▶ **Aim of the exercise**: Filter this data down to the lines that hold "Edit", and copy them.

▶ **Input data**:
[BEGIN]

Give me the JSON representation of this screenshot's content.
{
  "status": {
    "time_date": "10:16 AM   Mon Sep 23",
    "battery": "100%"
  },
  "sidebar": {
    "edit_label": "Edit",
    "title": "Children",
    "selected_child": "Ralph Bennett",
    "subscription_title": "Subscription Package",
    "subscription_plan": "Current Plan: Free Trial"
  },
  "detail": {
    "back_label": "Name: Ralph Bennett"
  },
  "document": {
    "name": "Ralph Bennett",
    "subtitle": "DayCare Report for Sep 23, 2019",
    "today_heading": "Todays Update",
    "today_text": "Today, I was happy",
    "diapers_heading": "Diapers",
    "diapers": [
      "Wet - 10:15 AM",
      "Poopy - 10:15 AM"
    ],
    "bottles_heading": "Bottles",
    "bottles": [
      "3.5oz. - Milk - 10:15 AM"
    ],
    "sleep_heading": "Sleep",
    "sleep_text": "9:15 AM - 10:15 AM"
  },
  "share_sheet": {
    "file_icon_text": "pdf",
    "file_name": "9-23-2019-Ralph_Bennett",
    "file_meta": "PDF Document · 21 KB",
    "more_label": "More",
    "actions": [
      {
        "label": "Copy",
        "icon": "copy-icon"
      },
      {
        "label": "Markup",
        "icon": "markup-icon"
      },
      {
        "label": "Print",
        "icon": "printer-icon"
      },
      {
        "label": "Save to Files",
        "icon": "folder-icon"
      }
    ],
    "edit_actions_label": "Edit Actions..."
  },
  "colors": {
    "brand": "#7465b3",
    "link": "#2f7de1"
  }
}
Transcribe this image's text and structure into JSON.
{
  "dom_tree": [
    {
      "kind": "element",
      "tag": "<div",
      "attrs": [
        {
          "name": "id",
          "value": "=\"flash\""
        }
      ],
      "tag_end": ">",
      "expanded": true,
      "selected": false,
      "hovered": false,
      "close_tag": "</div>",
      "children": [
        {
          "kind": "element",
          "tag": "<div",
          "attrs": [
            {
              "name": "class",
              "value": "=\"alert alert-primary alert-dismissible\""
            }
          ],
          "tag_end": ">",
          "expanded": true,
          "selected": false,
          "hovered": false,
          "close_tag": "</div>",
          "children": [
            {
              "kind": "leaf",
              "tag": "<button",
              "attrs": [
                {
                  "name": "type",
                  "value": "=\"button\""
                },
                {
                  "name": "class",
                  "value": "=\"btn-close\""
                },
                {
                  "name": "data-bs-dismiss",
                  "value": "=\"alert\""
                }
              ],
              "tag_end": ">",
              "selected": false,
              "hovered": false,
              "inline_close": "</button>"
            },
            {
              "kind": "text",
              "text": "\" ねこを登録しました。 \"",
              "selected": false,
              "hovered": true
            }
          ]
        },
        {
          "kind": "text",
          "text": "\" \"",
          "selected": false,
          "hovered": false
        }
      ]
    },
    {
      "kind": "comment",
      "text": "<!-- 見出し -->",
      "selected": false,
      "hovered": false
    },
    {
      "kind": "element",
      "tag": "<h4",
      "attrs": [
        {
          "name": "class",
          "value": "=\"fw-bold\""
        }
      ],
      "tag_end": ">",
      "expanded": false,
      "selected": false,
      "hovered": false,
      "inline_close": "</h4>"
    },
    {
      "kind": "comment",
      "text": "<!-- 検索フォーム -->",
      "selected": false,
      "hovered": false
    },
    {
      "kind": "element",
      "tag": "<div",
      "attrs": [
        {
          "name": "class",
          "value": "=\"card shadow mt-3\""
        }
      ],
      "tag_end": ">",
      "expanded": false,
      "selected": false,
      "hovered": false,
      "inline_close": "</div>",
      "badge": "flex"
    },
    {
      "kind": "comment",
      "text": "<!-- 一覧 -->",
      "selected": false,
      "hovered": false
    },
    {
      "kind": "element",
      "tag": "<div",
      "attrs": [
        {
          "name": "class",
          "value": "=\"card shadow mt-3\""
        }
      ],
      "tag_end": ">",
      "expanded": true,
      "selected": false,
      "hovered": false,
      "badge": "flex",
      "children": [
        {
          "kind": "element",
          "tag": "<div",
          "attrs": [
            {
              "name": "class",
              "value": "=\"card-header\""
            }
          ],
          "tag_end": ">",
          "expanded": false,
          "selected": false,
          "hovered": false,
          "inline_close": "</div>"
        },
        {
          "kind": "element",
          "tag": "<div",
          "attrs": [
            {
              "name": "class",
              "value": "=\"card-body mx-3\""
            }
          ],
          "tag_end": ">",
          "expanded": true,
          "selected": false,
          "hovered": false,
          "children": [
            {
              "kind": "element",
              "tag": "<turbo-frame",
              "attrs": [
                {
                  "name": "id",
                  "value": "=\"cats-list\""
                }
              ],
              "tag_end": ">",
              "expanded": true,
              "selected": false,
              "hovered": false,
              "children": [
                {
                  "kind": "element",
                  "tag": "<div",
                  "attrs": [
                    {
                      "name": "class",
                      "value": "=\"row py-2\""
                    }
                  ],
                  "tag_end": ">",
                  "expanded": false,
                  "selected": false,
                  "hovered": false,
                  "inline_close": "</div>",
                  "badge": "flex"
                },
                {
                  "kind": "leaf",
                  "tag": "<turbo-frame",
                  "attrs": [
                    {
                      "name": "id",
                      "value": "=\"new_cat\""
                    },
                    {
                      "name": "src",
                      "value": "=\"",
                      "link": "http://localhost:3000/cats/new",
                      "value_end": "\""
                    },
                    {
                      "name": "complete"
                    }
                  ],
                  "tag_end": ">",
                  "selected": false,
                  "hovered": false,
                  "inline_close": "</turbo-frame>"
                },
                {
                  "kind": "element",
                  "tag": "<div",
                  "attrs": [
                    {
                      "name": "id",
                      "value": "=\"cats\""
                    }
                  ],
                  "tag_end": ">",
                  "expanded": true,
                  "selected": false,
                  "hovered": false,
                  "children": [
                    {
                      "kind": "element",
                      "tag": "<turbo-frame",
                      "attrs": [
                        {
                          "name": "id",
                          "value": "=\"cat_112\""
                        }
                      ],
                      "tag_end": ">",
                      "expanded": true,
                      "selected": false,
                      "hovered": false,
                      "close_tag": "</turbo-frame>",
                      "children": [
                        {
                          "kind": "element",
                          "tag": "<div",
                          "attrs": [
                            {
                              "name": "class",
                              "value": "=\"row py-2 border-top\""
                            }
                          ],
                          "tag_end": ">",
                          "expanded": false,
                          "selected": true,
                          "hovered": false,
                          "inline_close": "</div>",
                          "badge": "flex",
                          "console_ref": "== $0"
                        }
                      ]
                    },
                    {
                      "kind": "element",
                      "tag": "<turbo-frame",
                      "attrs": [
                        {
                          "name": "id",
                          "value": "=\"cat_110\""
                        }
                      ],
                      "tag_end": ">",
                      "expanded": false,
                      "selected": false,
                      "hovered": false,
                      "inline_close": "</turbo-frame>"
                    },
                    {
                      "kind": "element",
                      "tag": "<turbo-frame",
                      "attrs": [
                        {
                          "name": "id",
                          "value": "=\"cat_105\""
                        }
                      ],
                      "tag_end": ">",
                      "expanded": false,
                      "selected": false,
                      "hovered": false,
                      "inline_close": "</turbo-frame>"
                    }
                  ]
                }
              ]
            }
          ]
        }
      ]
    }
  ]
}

[END]

▶ **Exercise result**:
    "edit_label": "Edit",
    "edit_actions_label": "Edit Actions..."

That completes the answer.